(Some records)
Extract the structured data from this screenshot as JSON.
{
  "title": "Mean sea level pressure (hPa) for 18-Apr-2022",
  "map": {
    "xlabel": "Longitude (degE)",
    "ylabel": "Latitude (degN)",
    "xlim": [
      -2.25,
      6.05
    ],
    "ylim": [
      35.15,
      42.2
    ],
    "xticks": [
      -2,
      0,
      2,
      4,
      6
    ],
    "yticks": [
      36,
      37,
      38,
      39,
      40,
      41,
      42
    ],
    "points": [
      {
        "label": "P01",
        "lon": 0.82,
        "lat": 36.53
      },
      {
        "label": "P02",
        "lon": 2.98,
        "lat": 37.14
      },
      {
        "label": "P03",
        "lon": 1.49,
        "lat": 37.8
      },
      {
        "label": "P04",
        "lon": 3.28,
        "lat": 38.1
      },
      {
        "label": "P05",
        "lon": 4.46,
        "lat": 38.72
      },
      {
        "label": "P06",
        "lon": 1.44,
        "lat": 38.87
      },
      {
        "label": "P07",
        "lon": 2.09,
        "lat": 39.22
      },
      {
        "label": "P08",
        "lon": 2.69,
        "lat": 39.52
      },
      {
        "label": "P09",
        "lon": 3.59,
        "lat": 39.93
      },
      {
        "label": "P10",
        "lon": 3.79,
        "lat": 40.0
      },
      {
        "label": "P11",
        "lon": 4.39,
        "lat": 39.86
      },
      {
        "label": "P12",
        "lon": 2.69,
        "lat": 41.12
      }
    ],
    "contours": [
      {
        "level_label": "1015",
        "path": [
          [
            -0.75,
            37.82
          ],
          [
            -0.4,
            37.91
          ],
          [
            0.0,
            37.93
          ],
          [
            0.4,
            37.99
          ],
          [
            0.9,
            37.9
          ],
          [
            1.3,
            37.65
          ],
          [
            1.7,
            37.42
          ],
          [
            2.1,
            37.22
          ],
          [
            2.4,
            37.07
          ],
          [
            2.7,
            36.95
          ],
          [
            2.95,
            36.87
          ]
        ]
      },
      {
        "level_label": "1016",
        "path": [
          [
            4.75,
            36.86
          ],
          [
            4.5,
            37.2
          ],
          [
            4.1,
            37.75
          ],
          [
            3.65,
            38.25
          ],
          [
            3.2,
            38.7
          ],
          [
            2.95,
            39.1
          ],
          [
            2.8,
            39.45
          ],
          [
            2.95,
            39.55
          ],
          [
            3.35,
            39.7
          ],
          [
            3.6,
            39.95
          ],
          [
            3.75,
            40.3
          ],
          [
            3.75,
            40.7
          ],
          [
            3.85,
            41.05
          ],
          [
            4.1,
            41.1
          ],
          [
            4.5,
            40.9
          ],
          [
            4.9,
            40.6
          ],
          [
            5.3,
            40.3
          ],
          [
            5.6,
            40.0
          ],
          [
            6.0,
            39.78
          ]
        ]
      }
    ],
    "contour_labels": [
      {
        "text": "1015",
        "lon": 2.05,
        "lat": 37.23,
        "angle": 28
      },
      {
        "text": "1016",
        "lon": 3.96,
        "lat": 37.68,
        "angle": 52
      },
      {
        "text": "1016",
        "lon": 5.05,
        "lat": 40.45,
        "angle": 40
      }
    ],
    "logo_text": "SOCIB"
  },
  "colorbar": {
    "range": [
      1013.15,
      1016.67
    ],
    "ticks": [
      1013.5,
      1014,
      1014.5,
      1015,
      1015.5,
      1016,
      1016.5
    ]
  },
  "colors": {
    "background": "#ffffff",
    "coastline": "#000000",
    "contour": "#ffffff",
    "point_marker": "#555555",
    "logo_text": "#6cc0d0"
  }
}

• **Short task**: Give an exact repetition of all the material.

• **Result of this task**:
Extract the structured data from this screenshot as JSON.
{
  "title": "Mean sea level pressure (hPa) for 18-Apr-2022",
  "map": {
    "xlabel": "Longitude (degE)",
    "ylabel": "Latitude (degN)",
    "xlim": [
      -2.25,
      6.05
    ],
    "ylim": [
      35.15,
      42.2
    ],
    "xticks": [
      -2,
      0,
      2,
      4,
      6
    ],
    "yticks": [
      36,
      37,
      38,
      39,
      40,
      41,
      42
    ],
    "points": [
      {
        "label": "P01",
        "lon": 0.82,
        "lat": 36.53
      },
      {
        "label": "P02",
        "lon": 2.98,
        "lat": 37.14
      },
      {
        "label": "P03",
        "lon": 1.49,
        "lat": 37.8
      },
      {
        "label": "P04",
        "lon": 3.28,
        "lat": 38.1
      },
      {
        "label": "P05",
        "lon": 4.46,
        "lat": 38.72
      },
      {
        "label": "P06",
        "lon": 1.44,
        "lat": 38.87
      },
      {
        "label": "P07",
        "lon": 2.09,
        "lat": 39.22
      },
      {
        "label": "P08",
        "lon": 2.69,
        "lat": 39.52
      },
      {
        "label": "P09",
        "lon": 3.59,
        "lat": 39.93
      },
      {
        "label": "P10",
        "lon": 3.79,
        "lat": 40.0
      },
      {
        "label": "P11",
        "lon": 4.39,
        "lat": 39.86
      },
      {
        "label": "P12",
        "lon": 2.69,
        "lat": 41.12
      }
    ],
    "contours": [
      {
        "level_label": "1015",
        "path": [
          [
            -0.75,
            37.82
          ],
          [
            -0.4,
            37.91
          ],
          [
            0.0,
            37.93
          ],
          [
            0.4,
            37.99
          ],
          [
            0.9,
            37.9
          ],
          [
            1.3,
            37.65
          ],
          [
            1.7,
            37.42
          ],
          [
            2.1,
            37.22
          ],
          [
            2.4,
            37.07
          ],
          [
            2.7,
            36.95
          ],
          [
            2.95,
            36.87
          ]
        ]
      },
      {
        "level_label": "1016",
        "path": [
          [
            4.75,
            36.86
          ],
          [
            4.5,
            37.2
          ],
          [
            4.1,
            37.75
          ],
          [
            3.65,
            38.25
          ],
          [
            3.2,
            38.7
          ],
          [
            2.95,
            39.1
          ],
          [
            2.8,
            39.45
          ],
          [
            2.95,
            39.55
          ],
          [
            3.35,
            39.7
          ],
          [
            3.6,
            39.95
          ],
          [
            3.75,
            40.3
          ],
          [
            3.75,
            40.7
          ],
          [
            3.85,
            41.05
          ],
          [
            4.1,
            41.1
          ],
          [
            4.5,
            40.9
          ],
          [
            4.9,
            40.6
          ],
          [
            5.3,
            40.3
          ],
          [
            5.6,
            40.0
          ],
          [
            6.0,
            39.78
          ]
        ]
      }
    ],
    "contour_labels": [
      {
        "text": "1015",
        "lon": 2.05,
        "lat": 37.23,
        "angle": 28
      },
      {
        "text": "1016",
        "lon": 3.96,
        "lat": 37.68,
        "angle": 52
      },
      {
        "text": "1016",
        "lon": 5.05,
        "lat": 40.45,
        "angle": 40
      }
    ],
    "logo_text": "SOCIB"
  },
  "colorbar": {
    "range": [
      1013.15,
      1016.67
    ],
    "ticks": [
      1013.5,
      1014,
      1014.5,
      1015,
      1015.5,
      1016,
      1016.5
    ]
  },
  "colors": {
    "background": "#ffffff",
    "coastline": "#000000",
    "contour": "#ffffff",
    "point_marker": "#555555",
    "logo_text": "#6cc0d0"
  }
}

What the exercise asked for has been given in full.